■ ENTRIES SHOWN ■
----------

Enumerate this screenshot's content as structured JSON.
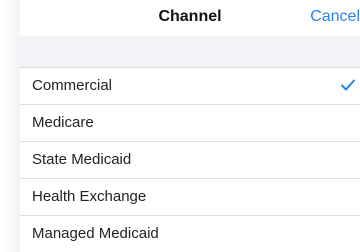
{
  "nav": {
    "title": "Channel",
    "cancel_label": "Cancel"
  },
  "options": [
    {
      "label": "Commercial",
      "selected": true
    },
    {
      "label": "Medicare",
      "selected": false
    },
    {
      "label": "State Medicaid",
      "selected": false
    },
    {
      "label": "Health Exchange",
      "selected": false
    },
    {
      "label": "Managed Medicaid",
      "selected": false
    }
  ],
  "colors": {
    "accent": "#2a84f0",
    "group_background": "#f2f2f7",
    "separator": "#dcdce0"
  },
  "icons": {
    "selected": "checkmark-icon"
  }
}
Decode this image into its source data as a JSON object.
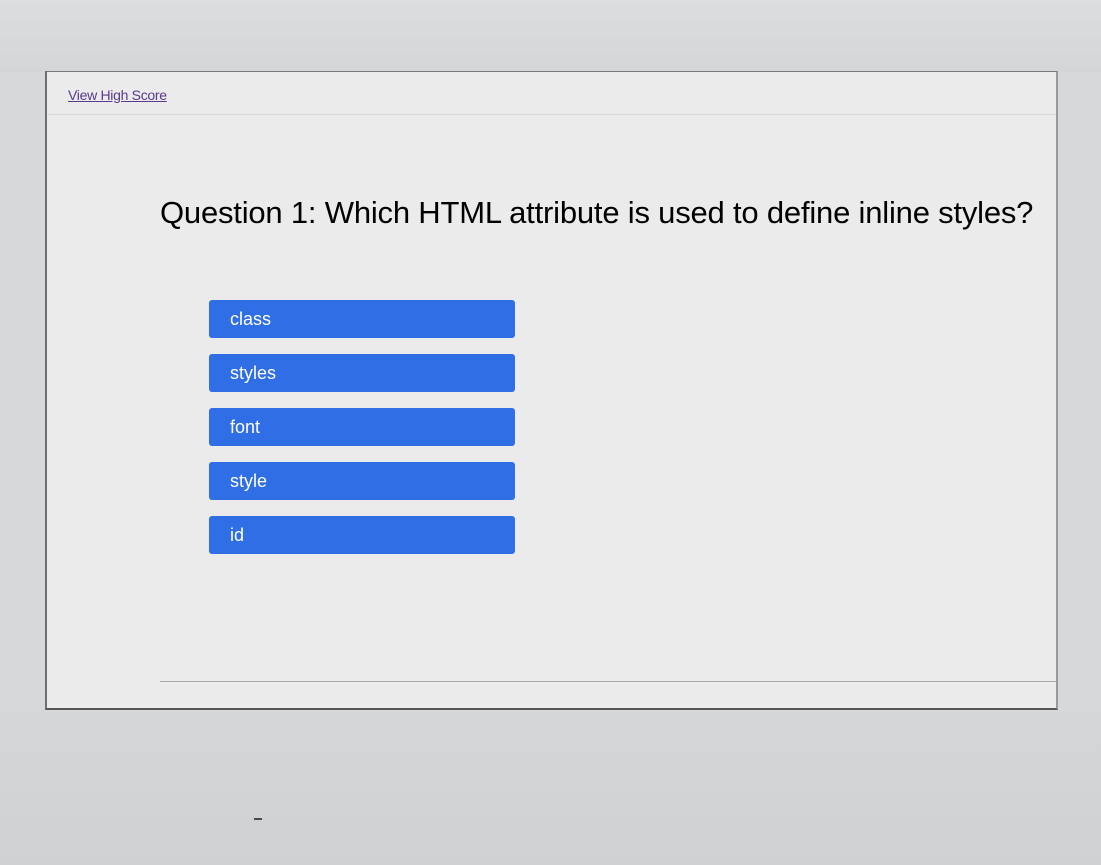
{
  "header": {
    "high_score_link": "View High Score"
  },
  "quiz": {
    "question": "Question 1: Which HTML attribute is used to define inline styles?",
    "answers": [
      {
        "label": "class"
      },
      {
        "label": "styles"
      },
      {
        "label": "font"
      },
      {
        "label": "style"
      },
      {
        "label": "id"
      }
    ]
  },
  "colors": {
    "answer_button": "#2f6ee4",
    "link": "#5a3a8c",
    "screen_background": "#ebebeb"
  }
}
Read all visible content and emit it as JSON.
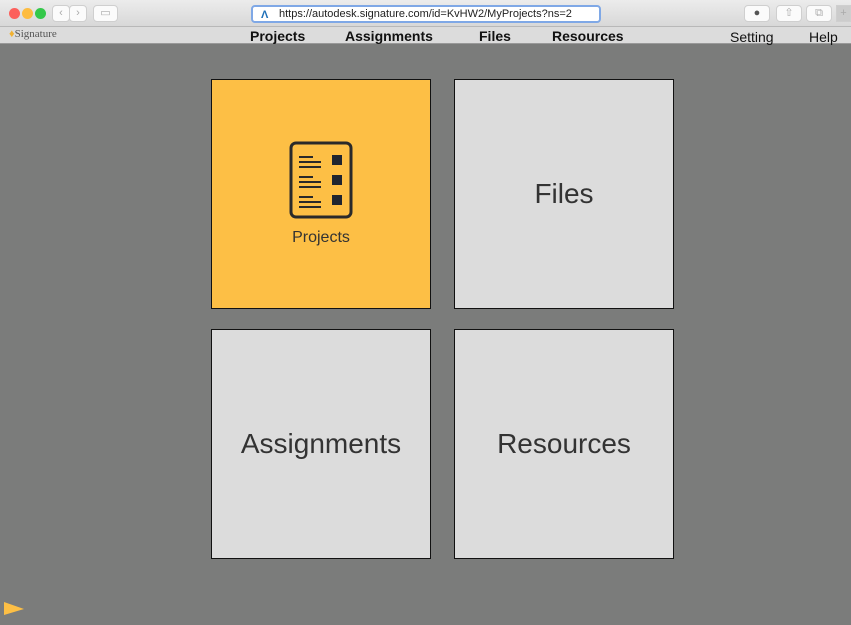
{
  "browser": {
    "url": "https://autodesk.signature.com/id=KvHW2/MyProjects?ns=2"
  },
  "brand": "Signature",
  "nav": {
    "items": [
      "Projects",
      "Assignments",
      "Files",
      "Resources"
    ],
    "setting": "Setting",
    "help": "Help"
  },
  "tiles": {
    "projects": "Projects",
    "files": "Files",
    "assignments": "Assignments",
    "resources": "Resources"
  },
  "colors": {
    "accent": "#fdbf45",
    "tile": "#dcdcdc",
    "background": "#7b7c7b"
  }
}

----------

■ WHAT IS NEEDED ■
Could you reproduce every record above exactly, leaving out the pictures?

■ WRITTEN SOLUTION ■
Enumerate this screenshot's content as structured JSON.
{
  "nav": {
    "title": "Channel",
    "cancel_label": "Cancel"
  },
  "options": [
    {
      "label": "Commercial",
      "selected": true
    },
    {
      "label": "Medicare",
      "selected": false
    },
    {
      "label": "State Medicaid",
      "selected": false
    },
    {
      "label": "Health Exchange",
      "selected": false
    },
    {
      "label": "Managed Medicaid",
      "selected": false
    }
  ],
  "colors": {
    "accent": "#2a84f0",
    "group_background": "#f2f2f7",
    "separator": "#dcdce0"
  },
  "icons": {
    "selected": "checkmark-icon"
  }
}
Decode this image into its source data as a JSON object.
{
  "header": {
    "high_score_link": "View High Score"
  },
  "quiz": {
    "question": "Question 1: Which HTML attribute is used to define inline styles?",
    "answers": [
      {
        "label": "class"
      },
      {
        "label": "styles"
      },
      {
        "label": "font"
      },
      {
        "label": "style"
      },
      {
        "label": "id"
      }
    ]
  },
  "colors": {
    "answer_button": "#2f6ee4",
    "link": "#5a3a8c",
    "screen_background": "#ebebeb"
  }
}
Read all visible content and emit it as JSON.
{
  "browser": {
    "url": "https://autodesk.signature.com/id=KvHW2/MyProjects?ns=2"
  },
  "brand": "Signature",
  "nav": {
    "items": [
      "Projects",
      "Assignments",
      "Files",
      "Resources"
    ],
    "setting": "Setting",
    "help": "Help"
  },
  "tiles": {
    "projects": "Projects",
    "files": "Files",
    "assignments": "Assignments",
    "resources": "Resources"
  },
  "colors": {
    "accent": "#fdbf45",
    "tile": "#dcdcdc",
    "background": "#7b7c7b"
  }
}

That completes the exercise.